-- START --

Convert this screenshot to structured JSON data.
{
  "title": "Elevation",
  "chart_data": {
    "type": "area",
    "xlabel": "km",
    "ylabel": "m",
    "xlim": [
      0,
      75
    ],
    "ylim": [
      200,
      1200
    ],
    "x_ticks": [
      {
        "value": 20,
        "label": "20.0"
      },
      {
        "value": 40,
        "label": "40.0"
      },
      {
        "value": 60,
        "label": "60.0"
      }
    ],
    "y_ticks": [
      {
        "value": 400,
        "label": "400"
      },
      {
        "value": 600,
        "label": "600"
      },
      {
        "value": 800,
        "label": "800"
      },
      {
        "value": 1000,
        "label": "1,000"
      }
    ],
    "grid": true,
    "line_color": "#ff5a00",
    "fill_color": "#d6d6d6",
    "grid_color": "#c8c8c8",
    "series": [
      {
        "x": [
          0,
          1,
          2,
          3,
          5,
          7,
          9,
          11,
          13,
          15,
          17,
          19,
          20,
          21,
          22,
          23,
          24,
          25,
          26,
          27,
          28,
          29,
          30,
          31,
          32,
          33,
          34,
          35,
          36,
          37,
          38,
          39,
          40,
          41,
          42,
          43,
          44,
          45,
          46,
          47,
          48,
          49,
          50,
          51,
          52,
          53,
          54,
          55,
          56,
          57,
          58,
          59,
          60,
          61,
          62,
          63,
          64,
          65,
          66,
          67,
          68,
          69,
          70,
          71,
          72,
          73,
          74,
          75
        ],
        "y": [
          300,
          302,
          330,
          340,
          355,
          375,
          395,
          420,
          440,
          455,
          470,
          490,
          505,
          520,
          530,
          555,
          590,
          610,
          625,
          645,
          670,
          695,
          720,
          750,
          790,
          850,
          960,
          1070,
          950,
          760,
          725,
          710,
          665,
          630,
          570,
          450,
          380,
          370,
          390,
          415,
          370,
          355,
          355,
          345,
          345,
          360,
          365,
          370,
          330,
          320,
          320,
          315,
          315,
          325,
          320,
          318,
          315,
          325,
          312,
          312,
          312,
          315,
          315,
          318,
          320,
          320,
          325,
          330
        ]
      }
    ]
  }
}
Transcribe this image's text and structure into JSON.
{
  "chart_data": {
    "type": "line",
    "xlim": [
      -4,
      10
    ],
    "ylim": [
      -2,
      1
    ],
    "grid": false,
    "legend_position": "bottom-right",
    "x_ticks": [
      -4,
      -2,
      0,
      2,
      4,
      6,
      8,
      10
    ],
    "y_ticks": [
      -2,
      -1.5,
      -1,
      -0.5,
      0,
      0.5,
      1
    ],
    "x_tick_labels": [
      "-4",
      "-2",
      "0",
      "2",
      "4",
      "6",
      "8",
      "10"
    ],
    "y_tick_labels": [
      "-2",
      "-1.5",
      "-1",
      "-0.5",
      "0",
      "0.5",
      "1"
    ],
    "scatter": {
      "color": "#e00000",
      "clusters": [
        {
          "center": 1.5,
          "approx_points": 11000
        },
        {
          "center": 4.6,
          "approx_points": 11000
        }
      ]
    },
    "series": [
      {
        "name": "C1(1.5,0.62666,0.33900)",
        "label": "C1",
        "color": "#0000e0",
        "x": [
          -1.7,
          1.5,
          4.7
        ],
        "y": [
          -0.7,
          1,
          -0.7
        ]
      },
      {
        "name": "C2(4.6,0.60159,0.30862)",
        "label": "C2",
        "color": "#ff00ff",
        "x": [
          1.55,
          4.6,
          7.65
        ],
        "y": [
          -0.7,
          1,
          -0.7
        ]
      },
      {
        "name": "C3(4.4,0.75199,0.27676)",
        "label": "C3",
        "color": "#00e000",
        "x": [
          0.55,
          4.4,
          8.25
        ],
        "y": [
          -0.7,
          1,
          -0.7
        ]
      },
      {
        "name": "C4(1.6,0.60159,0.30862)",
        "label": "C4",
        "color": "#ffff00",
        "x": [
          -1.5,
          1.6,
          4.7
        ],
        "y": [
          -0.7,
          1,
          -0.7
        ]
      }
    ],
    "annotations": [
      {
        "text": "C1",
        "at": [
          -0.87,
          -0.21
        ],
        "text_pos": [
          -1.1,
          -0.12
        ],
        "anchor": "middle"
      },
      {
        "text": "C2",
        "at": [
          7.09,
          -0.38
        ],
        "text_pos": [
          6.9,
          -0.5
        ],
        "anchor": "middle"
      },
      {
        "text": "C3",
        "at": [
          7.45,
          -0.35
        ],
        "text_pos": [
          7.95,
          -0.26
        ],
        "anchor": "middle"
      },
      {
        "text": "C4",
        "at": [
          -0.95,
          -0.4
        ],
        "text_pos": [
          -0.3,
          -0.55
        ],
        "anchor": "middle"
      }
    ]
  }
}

-- END --

Requirements: Looking at the material above, count the lines that hold "JSON" and give the total alone.

Result of this exercise: 2